[Source records]
--- start ---

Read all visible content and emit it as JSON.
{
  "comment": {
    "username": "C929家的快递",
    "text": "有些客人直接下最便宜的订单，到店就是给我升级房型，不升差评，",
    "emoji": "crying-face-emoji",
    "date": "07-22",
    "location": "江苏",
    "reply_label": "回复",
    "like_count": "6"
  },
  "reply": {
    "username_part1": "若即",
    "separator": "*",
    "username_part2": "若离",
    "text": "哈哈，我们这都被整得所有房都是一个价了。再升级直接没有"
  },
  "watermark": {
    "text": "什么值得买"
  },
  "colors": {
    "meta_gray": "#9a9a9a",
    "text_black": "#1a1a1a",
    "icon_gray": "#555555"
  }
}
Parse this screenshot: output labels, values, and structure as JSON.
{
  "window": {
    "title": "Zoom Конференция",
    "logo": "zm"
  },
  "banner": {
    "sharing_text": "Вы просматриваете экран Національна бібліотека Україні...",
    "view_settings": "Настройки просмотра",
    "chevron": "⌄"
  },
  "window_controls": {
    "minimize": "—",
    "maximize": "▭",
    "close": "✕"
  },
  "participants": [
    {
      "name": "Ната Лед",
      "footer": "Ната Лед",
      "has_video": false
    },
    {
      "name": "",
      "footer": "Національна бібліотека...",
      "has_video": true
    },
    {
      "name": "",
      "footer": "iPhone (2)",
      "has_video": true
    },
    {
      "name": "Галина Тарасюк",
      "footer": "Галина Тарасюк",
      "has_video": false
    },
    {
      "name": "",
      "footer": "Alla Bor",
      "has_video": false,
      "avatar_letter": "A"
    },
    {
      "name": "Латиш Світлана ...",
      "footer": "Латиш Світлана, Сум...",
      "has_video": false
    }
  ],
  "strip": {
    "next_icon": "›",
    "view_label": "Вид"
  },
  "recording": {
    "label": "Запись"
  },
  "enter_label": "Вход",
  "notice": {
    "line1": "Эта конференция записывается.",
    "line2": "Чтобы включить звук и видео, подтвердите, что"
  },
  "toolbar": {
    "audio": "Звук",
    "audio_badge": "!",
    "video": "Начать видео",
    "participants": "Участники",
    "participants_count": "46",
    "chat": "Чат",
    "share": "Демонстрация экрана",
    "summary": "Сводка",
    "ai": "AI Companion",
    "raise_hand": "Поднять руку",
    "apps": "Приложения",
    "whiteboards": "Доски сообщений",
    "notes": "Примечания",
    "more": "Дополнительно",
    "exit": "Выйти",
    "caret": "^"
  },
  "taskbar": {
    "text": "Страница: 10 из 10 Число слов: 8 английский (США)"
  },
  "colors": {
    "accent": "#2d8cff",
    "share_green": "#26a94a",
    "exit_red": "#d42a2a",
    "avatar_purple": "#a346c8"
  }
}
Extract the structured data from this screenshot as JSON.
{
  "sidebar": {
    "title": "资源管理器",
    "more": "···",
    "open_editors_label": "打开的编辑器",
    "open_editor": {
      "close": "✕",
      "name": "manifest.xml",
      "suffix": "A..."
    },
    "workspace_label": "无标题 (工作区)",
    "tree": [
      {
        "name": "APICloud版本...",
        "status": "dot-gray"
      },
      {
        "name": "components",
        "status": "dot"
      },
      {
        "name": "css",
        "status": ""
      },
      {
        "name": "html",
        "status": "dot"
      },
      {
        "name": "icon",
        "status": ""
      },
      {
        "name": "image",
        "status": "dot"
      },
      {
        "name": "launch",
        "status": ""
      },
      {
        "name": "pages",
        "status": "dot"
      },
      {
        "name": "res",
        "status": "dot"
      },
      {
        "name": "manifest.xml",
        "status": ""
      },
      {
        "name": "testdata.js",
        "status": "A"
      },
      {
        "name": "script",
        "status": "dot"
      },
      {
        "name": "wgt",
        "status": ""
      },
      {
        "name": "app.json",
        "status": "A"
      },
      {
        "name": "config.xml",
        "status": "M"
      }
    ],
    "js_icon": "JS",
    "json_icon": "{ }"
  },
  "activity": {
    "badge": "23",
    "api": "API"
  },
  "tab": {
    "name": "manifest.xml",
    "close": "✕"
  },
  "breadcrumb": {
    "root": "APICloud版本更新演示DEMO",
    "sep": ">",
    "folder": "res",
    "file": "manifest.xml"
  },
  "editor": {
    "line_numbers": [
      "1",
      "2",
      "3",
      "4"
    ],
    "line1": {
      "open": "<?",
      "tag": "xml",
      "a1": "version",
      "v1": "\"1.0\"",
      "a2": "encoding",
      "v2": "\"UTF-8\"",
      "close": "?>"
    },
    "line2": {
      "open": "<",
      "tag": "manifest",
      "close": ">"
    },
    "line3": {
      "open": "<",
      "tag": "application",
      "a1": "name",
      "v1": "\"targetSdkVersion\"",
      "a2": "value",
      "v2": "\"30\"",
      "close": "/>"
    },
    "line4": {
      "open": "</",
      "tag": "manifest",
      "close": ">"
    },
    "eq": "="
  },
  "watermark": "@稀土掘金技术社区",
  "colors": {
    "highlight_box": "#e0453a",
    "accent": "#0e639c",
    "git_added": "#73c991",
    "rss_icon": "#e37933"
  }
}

--- end ---
--- start ---

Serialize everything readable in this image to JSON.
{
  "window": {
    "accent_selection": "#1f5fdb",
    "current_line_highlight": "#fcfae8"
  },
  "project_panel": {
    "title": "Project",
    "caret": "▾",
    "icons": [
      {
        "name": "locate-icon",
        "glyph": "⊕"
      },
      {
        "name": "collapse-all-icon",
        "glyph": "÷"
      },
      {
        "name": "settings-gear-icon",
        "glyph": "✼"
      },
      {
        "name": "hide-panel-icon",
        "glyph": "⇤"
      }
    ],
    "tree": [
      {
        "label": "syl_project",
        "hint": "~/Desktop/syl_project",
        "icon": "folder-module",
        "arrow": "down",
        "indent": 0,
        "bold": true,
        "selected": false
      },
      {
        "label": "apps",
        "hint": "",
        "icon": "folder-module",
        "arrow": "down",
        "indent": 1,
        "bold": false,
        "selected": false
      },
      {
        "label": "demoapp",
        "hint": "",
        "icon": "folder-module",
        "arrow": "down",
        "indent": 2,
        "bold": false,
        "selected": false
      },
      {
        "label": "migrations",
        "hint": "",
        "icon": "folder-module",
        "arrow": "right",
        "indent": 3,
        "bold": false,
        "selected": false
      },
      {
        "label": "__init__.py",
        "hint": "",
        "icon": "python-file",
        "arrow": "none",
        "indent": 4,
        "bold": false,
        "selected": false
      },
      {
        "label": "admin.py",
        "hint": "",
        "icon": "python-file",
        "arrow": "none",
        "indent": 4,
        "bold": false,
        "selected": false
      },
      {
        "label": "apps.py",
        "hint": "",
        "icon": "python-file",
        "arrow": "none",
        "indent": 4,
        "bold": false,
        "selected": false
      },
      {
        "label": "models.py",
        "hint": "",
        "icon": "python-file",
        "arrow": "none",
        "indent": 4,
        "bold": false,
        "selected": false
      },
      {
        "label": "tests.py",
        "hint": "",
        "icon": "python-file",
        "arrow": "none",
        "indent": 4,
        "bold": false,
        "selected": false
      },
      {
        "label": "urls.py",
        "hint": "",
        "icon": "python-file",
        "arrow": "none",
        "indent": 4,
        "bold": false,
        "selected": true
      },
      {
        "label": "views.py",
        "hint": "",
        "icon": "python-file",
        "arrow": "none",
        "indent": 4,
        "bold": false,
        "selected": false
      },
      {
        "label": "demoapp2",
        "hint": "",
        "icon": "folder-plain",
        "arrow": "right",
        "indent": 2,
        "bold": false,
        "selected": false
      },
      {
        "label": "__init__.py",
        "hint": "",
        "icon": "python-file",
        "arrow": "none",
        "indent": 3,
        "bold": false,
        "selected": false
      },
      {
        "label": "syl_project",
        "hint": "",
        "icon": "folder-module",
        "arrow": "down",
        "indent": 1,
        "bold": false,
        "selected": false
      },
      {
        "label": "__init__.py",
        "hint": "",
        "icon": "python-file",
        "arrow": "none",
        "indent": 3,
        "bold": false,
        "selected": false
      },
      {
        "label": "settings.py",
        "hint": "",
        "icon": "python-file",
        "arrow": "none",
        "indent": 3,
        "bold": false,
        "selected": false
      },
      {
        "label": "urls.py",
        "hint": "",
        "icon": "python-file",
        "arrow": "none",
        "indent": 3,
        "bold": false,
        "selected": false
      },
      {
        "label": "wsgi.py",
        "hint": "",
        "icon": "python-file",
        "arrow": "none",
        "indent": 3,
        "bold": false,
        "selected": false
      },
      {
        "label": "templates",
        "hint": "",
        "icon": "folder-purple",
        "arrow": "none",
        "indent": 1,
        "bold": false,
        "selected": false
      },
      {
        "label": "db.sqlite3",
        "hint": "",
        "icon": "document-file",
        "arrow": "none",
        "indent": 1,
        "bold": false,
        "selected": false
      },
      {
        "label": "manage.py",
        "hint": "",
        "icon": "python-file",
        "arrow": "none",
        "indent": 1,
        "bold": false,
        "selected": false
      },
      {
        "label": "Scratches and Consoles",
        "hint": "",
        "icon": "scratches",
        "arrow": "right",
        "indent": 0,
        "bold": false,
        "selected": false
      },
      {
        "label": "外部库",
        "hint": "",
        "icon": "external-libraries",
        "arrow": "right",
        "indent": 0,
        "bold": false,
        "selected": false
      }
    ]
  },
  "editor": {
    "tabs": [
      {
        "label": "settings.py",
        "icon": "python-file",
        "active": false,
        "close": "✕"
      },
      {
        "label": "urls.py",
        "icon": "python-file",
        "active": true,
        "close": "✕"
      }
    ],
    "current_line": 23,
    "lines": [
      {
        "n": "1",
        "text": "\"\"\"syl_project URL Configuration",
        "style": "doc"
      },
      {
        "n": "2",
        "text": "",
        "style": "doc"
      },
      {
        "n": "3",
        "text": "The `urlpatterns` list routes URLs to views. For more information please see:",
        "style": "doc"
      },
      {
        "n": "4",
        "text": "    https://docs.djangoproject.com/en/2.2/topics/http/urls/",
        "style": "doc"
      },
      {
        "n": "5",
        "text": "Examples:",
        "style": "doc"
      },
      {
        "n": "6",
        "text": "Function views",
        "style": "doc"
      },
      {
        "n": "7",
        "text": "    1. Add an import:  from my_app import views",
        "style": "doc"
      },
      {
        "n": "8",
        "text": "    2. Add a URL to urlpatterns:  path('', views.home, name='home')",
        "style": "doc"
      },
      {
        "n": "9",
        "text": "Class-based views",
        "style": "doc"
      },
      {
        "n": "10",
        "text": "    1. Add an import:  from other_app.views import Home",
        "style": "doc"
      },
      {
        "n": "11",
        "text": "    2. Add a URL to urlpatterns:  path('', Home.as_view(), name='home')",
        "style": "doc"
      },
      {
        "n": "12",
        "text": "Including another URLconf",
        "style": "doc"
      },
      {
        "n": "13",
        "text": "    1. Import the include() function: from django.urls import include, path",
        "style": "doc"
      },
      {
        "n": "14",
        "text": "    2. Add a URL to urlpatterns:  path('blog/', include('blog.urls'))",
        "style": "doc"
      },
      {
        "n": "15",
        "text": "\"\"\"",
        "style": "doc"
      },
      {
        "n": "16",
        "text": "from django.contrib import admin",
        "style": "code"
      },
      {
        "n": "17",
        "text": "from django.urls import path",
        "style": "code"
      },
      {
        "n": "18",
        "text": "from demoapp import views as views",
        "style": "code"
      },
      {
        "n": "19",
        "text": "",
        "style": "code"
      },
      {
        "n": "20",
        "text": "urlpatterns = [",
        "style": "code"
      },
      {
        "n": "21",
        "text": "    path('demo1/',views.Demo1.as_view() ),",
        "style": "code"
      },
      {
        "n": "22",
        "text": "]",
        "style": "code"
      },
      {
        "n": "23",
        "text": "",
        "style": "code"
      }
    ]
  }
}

--- end ---

Copy every line above that includes the string "path".

        "text": "    2. Add a URL to urlpatterns:  path('', views.home, name='home')",
        "text": "    2. Add a URL to urlpatterns:  path('', Home.as_view(), name='home')",
        "text": "    1. Import the include() function: from django.urls import include, path",
        "text": "    2. Add a URL to urlpatterns:  path('blog/', include('blog.urls'))",
        "text": "from django.urls import path",
        "text": "    path('demo1/',views.Demo1.as_view() ),",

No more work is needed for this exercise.